* _RECORD EXCERPTS_:
════
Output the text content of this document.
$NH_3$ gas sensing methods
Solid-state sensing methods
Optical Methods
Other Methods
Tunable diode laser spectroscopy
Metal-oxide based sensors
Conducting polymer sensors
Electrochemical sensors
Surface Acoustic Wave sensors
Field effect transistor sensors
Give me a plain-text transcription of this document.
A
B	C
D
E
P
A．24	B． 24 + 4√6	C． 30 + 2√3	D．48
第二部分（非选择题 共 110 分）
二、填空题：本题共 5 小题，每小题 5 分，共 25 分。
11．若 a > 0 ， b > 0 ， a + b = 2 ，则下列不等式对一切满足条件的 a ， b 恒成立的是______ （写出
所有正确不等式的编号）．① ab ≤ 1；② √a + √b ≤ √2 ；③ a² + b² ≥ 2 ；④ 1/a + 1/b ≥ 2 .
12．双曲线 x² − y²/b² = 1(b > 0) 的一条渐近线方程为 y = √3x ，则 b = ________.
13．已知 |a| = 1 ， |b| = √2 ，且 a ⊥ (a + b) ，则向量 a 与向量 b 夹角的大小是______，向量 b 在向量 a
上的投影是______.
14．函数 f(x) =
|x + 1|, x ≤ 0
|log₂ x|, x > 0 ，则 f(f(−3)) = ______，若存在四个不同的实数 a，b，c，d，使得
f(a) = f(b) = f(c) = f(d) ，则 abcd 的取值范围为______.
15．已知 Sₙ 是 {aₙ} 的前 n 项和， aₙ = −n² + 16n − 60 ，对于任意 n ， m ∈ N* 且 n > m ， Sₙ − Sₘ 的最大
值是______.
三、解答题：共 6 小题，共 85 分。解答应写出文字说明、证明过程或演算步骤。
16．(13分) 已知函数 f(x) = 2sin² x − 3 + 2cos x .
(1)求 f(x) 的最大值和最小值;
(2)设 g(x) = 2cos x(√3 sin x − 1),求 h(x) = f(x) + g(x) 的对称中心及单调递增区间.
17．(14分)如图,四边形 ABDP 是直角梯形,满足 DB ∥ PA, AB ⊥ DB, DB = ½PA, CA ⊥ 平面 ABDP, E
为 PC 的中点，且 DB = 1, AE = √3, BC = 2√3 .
════
* _INSTRUCTIONS TO FOLLOW_: Output exactly the lines between the one containing "Give me a plain-text" and the final line above, both inclusive.

* _WRITTEN SOLUTION_:
Give me a plain-text transcription of this document.
A
B	C
D
E
P
A．24	B． 24 + 4√6	C． 30 + 2√3	D．48
第二部分（非选择题 共 110 分）
二、填空题：本题共 5 小题，每小题 5 分，共 25 分。
11．若 a > 0 ， b > 0 ， a + b = 2 ，则下列不等式对一切满足条件的 a ， b 恒成立的是______ （写出
所有正确不等式的编号）．① ab ≤ 1；② √a + √b ≤ √2 ；③ a² + b² ≥ 2 ；④ 1/a + 1/b ≥ 2 .
12．双曲线 x² − y²/b² = 1(b > 0) 的一条渐近线方程为 y = √3x ，则 b = ________.
13．已知 |a| = 1 ， |b| = √2 ，且 a ⊥ (a + b) ，则向量 a 与向量 b 夹角的大小是______，向量 b 在向量 a
上的投影是______.
14．函数 f(x) =
|x + 1|, x ≤ 0
|log₂ x|, x > 0 ，则 f(f(−3)) = ______，若存在四个不同的实数 a，b，c，d，使得
f(a) = f(b) = f(c) = f(d) ，则 abcd 的取值范围为______.
15．已知 Sₙ 是 {aₙ} 的前 n 项和， aₙ = −n² + 16n − 60 ，对于任意 n ， m ∈ N* 且 n > m ， Sₙ − Sₘ 的最大
值是______.
三、解答题：共 6 小题，共 85 分。解答应写出文字说明、证明过程或演算步骤。
16．(13分) 已知函数 f(x) = 2sin² x − 3 + 2cos x .
(1)求 f(x) 的最大值和最小值;
(2)设 g(x) = 2cos x(√3 sin x − 1),求 h(x) = f(x) + g(x) 的对称中心及单调递增区间.
17．(14分)如图,四边形 ABDP 是直角梯形,满足 DB ∥ PA, AB ⊥ DB, DB = ½PA, CA ⊥ 平面 ABDP, E
为 PC 的中点，且 DB = 1, AE = √3, BC = 2√3 .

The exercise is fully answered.